== Task instructions ==
Each line that holds the word "mort" should be returned.

== Records shown ==
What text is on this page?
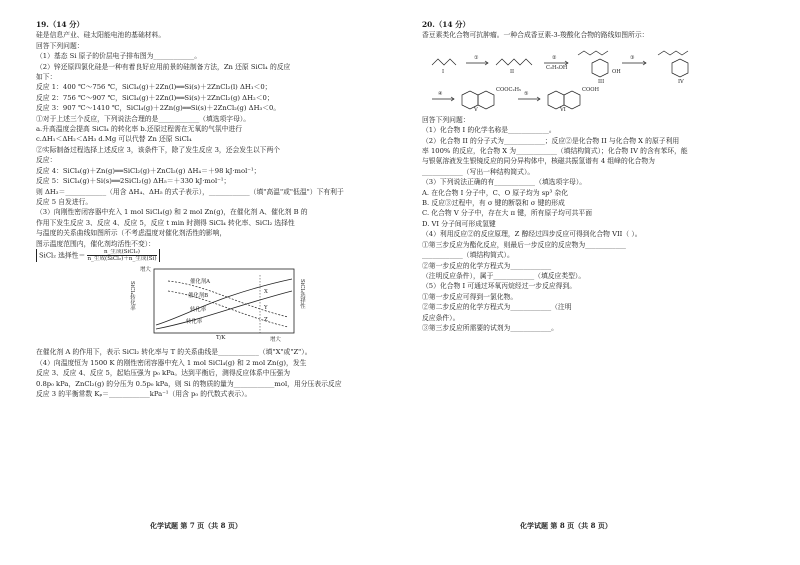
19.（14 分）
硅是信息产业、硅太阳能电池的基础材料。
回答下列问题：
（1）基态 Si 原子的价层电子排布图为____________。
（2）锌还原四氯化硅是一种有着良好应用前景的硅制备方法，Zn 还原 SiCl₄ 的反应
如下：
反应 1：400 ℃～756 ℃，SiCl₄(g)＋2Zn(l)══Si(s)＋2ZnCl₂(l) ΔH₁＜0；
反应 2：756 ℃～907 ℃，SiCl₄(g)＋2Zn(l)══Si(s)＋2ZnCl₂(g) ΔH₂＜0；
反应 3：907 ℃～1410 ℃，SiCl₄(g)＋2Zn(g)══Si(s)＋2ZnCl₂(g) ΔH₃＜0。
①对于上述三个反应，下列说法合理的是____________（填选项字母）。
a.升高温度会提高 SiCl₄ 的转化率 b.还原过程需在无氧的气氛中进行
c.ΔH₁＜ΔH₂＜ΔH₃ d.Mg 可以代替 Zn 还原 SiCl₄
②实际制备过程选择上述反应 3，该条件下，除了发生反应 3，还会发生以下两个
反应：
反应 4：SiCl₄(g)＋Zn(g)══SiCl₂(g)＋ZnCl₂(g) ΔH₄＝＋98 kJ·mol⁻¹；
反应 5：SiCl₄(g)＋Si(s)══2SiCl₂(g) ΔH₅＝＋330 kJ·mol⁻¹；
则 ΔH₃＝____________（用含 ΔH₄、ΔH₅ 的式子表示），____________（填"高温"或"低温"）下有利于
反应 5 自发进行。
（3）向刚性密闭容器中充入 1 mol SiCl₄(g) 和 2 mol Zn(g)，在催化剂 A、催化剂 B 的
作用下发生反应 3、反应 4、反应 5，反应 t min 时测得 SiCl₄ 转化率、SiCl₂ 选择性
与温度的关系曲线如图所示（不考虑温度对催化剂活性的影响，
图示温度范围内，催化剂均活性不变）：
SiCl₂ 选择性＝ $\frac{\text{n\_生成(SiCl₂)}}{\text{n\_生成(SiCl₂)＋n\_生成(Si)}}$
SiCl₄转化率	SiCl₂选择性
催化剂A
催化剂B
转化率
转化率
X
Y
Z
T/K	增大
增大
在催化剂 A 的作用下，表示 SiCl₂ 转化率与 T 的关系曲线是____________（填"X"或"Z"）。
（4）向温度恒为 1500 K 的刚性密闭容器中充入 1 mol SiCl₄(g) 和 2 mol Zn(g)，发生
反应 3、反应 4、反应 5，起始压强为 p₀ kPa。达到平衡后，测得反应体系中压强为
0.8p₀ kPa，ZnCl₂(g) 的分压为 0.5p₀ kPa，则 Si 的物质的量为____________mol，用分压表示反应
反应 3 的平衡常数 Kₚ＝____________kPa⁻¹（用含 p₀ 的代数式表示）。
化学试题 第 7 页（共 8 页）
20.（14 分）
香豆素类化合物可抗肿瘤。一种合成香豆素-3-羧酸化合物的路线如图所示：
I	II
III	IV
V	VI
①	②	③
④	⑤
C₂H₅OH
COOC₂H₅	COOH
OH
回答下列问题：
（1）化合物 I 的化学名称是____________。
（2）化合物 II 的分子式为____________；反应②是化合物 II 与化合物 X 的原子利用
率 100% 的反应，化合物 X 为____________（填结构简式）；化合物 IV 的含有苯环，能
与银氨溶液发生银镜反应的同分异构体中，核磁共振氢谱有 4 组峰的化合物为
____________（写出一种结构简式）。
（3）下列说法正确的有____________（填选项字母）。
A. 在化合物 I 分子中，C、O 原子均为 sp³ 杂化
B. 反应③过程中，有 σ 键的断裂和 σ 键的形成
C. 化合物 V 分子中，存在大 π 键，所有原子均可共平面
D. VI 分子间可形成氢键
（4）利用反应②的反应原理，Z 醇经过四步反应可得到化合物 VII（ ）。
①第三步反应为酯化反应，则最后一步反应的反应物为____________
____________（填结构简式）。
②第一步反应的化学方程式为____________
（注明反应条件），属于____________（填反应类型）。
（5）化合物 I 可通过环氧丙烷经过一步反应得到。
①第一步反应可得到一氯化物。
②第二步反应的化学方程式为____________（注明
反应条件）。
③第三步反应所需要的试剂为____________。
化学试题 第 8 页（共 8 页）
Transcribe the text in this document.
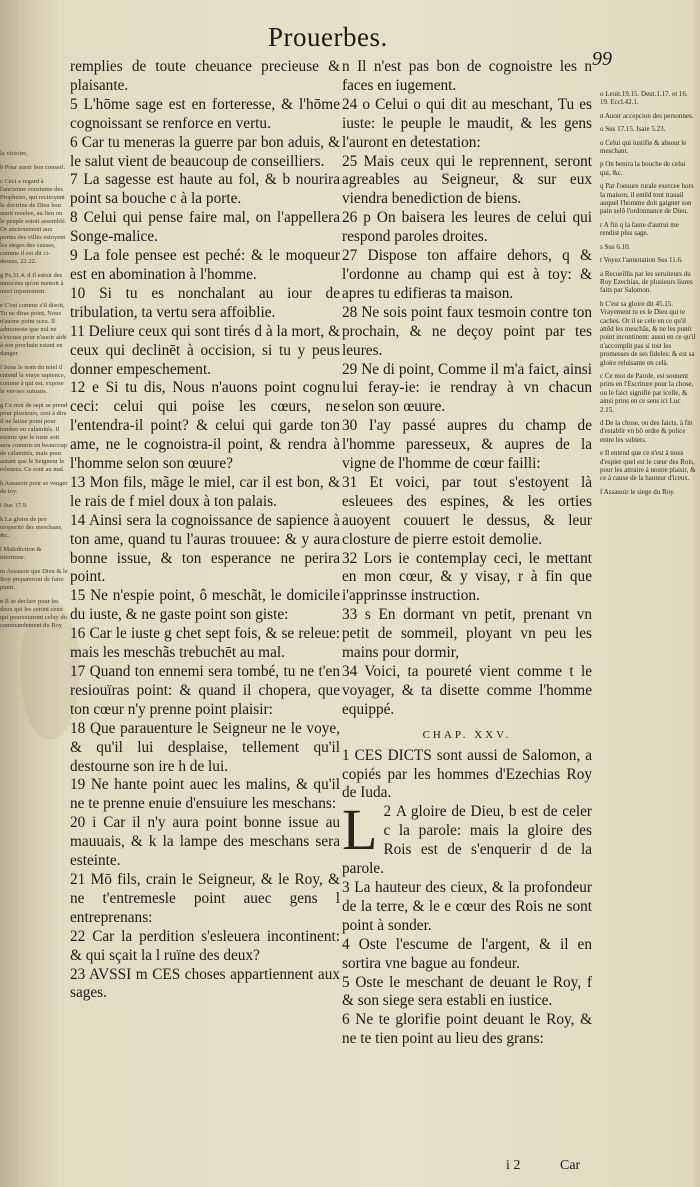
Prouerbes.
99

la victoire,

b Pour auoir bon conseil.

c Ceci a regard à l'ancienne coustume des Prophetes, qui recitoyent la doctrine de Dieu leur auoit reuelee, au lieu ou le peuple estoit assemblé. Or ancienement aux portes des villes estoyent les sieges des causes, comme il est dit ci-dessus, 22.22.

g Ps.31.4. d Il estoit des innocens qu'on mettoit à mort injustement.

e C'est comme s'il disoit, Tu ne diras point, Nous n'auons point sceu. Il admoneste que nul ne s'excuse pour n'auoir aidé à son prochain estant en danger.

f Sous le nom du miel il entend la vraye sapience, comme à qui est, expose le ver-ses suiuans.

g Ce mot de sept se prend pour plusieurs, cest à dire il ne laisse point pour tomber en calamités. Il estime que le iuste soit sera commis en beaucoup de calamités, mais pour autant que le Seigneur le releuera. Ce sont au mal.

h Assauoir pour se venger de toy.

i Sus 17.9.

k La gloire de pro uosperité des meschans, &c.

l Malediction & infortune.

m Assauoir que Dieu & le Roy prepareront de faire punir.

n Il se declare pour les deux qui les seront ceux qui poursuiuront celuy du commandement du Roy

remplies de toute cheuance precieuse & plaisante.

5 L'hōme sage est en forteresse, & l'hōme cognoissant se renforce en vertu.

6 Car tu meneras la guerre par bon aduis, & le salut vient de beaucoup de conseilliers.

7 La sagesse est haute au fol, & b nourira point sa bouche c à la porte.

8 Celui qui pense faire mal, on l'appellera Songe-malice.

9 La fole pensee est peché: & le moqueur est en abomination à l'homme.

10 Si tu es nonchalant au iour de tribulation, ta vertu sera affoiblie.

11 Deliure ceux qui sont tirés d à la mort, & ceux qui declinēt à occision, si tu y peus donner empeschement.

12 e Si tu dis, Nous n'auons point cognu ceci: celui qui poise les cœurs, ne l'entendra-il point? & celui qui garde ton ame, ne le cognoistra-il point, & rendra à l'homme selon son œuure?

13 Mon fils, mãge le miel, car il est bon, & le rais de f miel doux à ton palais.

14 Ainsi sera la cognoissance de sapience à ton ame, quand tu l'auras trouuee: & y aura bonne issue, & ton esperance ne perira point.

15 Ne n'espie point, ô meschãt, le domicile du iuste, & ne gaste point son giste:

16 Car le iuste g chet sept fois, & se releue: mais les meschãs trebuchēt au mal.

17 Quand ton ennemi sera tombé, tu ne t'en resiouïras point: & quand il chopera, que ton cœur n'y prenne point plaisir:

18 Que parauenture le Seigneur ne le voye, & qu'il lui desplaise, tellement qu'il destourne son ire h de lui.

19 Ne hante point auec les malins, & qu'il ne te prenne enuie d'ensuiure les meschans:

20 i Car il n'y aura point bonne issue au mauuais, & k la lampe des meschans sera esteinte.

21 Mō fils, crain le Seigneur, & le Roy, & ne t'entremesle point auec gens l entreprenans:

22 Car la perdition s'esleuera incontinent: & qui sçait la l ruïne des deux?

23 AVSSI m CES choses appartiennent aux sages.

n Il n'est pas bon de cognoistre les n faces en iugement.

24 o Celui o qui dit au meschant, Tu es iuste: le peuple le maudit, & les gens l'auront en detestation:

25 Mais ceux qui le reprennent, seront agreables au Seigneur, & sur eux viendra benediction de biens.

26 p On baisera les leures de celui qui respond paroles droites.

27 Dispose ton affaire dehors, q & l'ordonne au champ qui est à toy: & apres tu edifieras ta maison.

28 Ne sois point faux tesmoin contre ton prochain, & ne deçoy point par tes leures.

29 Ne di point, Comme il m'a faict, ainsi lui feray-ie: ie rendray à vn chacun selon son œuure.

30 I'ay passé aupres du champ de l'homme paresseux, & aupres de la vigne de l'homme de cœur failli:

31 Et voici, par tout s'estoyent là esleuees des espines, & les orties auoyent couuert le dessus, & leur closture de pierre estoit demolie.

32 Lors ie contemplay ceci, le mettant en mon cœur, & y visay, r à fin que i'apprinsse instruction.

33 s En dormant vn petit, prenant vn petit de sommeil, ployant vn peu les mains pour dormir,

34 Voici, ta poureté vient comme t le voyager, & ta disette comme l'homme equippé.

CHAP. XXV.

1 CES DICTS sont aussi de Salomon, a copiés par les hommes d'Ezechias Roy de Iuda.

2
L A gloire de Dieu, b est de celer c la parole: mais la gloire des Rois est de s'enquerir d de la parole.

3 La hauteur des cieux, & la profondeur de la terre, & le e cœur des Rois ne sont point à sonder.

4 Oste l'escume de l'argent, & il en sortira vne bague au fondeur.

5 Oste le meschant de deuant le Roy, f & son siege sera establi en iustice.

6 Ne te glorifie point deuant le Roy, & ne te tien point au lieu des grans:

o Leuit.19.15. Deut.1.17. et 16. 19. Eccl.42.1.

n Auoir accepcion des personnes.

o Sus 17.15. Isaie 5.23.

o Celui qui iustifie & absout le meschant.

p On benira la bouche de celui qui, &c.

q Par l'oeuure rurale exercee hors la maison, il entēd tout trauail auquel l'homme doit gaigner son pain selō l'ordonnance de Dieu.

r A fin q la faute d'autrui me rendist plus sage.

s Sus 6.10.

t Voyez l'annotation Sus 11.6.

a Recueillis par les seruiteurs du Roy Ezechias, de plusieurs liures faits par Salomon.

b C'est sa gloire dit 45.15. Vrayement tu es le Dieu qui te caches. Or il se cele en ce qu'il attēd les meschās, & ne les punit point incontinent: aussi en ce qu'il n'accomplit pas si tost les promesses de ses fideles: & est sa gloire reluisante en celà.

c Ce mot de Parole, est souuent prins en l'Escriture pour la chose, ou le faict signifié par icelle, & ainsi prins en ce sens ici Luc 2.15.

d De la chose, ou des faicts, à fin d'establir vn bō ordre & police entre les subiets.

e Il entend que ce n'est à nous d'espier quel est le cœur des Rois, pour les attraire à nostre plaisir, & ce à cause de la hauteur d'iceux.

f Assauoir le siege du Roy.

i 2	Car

== Answer to the task ==
g Ps.31.4. d Il estoit des innocens qu'on mettoit à mort injustement.
11 Deliure ceux qui sont tirés d à la mort, & ceux qui declinēt à occision, si tu y peus donner empeschement.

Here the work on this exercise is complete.